Records:
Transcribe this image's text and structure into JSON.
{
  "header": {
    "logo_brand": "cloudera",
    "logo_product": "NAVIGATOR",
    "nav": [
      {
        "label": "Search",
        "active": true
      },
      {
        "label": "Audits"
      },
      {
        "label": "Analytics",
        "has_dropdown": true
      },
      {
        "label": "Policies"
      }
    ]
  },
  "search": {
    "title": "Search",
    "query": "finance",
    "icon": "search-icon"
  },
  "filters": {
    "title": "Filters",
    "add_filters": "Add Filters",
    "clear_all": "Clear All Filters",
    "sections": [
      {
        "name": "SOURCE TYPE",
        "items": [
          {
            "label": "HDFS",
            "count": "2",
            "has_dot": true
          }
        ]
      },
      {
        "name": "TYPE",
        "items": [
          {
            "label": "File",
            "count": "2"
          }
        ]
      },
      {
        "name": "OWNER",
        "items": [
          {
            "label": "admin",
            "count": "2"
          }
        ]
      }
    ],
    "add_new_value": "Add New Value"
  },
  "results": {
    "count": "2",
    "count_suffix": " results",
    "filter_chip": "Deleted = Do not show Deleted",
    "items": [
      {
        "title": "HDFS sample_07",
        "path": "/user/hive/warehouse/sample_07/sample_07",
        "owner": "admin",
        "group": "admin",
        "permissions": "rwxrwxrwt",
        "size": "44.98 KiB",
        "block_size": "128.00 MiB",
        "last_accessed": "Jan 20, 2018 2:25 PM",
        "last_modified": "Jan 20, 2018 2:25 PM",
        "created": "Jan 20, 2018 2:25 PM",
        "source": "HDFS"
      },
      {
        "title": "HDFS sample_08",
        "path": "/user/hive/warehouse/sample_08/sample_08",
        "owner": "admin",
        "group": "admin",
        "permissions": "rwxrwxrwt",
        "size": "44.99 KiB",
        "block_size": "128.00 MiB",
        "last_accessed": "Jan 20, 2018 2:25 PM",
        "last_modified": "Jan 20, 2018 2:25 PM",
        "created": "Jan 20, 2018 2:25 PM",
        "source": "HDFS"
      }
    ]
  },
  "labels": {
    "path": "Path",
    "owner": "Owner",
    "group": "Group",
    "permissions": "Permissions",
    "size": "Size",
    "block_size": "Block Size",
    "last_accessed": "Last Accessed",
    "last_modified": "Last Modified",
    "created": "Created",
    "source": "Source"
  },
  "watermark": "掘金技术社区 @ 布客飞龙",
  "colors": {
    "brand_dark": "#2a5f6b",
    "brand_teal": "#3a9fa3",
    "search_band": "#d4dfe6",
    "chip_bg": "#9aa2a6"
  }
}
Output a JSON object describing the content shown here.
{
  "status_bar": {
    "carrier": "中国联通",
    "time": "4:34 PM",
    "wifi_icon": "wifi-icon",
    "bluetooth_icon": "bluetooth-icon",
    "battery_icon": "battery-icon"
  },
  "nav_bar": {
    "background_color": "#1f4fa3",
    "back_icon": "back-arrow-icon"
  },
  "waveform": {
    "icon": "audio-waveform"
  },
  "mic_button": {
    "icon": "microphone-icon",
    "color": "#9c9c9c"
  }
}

--

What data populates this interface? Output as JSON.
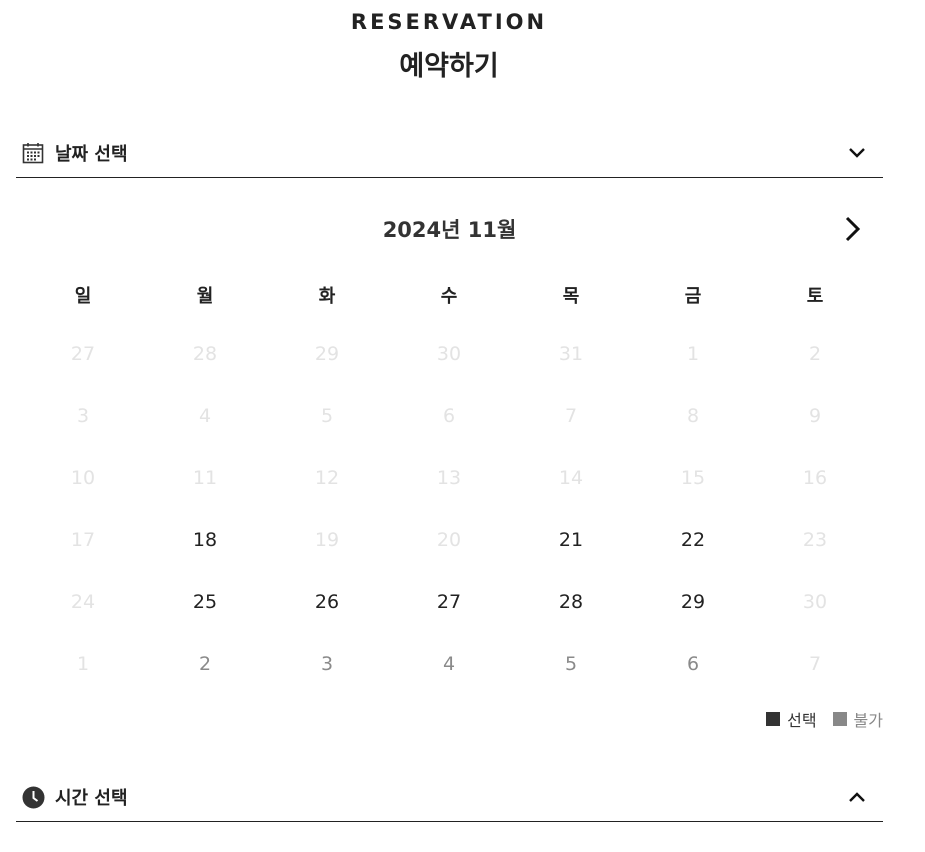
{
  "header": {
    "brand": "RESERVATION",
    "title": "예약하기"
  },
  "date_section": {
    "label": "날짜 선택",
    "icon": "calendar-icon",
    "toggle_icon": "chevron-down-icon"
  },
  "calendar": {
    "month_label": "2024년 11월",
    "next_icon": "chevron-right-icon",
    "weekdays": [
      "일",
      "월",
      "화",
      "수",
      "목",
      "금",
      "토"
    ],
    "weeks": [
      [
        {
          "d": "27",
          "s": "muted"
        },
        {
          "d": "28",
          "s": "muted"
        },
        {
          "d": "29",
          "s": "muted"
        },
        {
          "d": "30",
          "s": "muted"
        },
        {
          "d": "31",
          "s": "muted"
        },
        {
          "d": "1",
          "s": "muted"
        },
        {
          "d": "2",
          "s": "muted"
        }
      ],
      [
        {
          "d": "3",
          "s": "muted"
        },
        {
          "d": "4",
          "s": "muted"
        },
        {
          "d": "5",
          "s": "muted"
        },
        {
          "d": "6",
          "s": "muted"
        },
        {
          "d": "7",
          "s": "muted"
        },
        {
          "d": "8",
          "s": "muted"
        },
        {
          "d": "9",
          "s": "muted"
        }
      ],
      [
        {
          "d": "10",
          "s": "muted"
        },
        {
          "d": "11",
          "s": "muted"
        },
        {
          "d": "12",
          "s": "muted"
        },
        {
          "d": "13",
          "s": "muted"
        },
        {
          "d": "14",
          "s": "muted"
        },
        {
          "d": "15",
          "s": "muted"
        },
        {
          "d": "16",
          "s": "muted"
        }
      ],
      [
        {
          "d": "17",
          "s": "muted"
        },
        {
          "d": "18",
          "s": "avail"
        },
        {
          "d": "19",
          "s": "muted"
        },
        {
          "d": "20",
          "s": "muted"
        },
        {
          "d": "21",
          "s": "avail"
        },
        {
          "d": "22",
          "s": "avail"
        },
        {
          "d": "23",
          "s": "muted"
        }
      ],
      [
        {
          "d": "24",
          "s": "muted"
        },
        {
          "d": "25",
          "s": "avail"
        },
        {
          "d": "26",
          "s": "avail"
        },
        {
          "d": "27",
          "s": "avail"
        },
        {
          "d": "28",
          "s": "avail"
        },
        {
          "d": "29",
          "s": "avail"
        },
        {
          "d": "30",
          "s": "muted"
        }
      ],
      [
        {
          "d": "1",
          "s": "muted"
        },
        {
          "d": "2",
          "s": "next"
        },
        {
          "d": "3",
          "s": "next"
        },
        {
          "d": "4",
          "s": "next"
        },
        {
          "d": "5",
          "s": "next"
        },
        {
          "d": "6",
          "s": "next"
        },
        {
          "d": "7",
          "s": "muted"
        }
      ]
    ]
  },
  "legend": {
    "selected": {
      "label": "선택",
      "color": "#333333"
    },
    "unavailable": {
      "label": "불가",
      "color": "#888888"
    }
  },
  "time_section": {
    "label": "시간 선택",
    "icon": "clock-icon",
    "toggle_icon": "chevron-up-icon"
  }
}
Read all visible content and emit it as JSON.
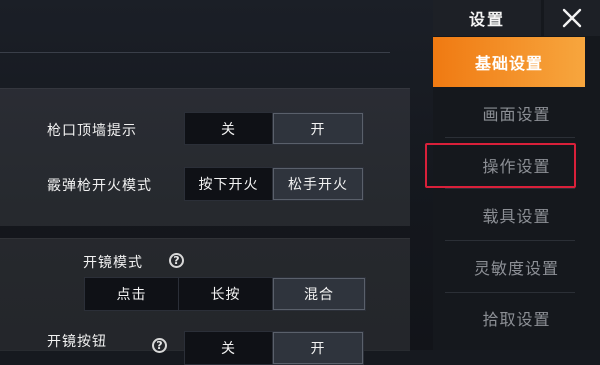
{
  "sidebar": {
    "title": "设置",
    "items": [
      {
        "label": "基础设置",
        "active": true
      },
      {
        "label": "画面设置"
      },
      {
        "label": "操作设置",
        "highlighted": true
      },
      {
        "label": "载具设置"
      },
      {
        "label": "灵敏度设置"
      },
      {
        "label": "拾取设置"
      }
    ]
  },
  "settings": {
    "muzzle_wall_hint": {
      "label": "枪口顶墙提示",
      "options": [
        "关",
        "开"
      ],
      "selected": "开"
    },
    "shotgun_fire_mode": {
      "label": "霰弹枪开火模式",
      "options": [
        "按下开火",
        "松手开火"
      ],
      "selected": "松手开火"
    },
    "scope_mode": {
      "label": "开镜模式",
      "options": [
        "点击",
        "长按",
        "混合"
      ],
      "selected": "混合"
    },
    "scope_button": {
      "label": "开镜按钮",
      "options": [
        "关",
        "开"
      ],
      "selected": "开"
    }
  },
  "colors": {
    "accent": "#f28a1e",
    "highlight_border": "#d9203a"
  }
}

---

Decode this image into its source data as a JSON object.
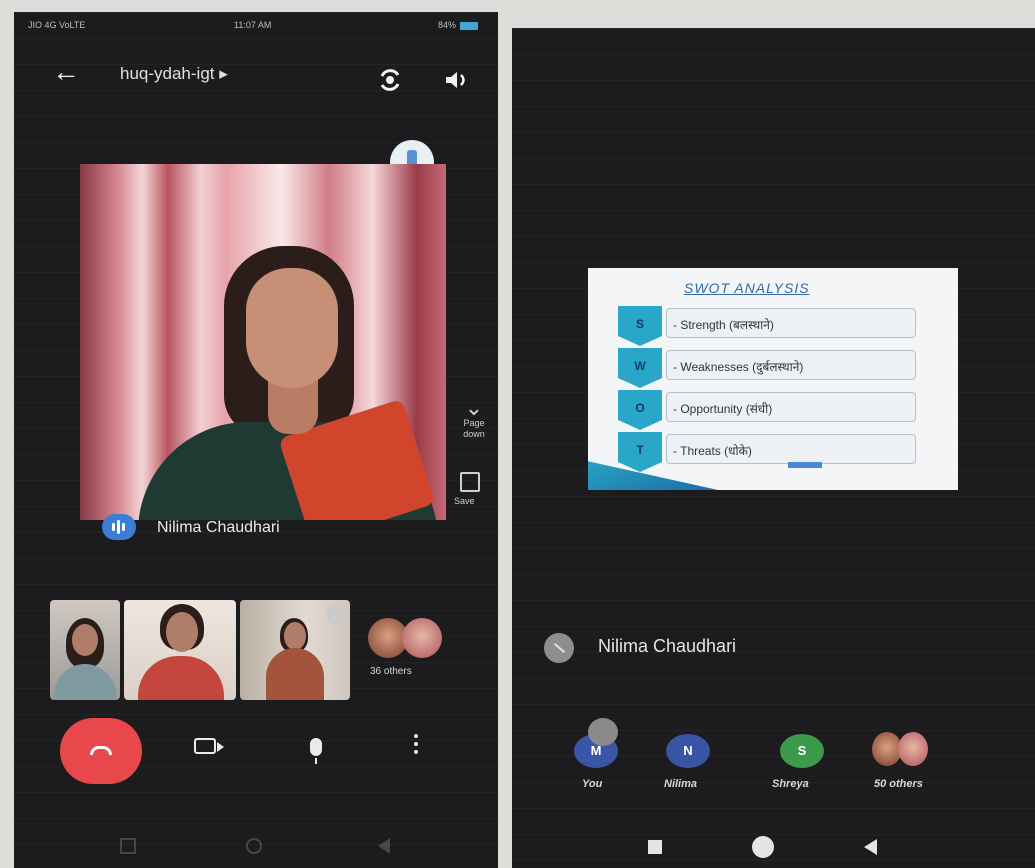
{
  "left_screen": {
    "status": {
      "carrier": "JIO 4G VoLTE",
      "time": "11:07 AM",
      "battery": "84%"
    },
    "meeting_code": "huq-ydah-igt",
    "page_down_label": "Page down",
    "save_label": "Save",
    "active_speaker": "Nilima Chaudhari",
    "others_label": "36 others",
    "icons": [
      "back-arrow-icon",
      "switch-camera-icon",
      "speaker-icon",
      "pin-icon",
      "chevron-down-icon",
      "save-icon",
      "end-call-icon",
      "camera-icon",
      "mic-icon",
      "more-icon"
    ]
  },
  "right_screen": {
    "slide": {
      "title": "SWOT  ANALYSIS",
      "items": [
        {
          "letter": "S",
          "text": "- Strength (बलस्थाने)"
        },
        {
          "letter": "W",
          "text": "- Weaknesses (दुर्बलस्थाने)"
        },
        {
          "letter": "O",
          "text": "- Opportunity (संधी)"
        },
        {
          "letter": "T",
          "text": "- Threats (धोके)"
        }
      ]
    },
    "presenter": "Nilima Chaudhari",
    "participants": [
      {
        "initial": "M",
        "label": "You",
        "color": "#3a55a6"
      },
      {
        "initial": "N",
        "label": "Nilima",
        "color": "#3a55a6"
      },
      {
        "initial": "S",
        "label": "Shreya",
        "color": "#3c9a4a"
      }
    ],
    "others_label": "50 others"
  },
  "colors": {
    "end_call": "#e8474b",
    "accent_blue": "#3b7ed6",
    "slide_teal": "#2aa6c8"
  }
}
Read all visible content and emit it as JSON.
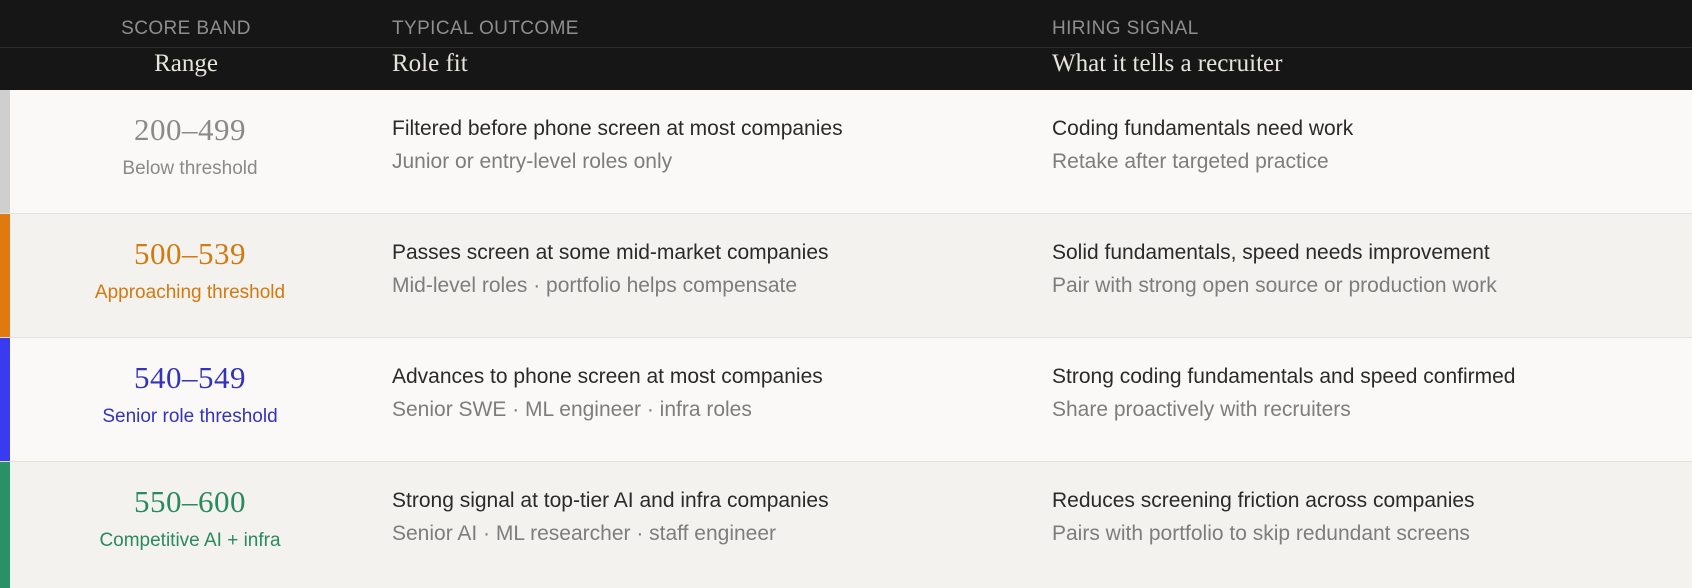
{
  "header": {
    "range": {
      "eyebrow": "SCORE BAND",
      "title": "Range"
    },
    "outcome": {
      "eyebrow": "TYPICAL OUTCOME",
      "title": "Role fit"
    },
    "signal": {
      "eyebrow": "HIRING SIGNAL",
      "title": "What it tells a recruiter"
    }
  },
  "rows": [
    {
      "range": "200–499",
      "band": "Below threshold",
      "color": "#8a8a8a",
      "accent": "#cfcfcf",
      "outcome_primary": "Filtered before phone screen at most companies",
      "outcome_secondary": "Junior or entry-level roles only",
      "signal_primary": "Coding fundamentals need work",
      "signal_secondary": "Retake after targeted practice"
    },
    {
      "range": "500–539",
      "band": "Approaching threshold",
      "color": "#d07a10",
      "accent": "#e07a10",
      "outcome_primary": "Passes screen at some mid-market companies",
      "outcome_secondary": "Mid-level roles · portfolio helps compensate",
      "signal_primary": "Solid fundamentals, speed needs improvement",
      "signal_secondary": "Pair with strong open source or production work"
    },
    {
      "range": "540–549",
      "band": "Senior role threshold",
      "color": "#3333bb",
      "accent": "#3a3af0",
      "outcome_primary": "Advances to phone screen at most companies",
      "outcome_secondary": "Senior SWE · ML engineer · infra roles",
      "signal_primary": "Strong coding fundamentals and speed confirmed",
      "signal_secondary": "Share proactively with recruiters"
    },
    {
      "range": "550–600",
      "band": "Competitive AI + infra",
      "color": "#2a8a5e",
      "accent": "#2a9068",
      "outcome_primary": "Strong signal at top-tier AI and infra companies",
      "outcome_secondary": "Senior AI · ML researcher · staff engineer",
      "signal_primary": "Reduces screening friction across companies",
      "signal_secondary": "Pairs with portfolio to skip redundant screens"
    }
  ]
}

Task description:
Scan the material above and determine how many lines include the word "Output"; report only the number.

Solution for this exercise:
2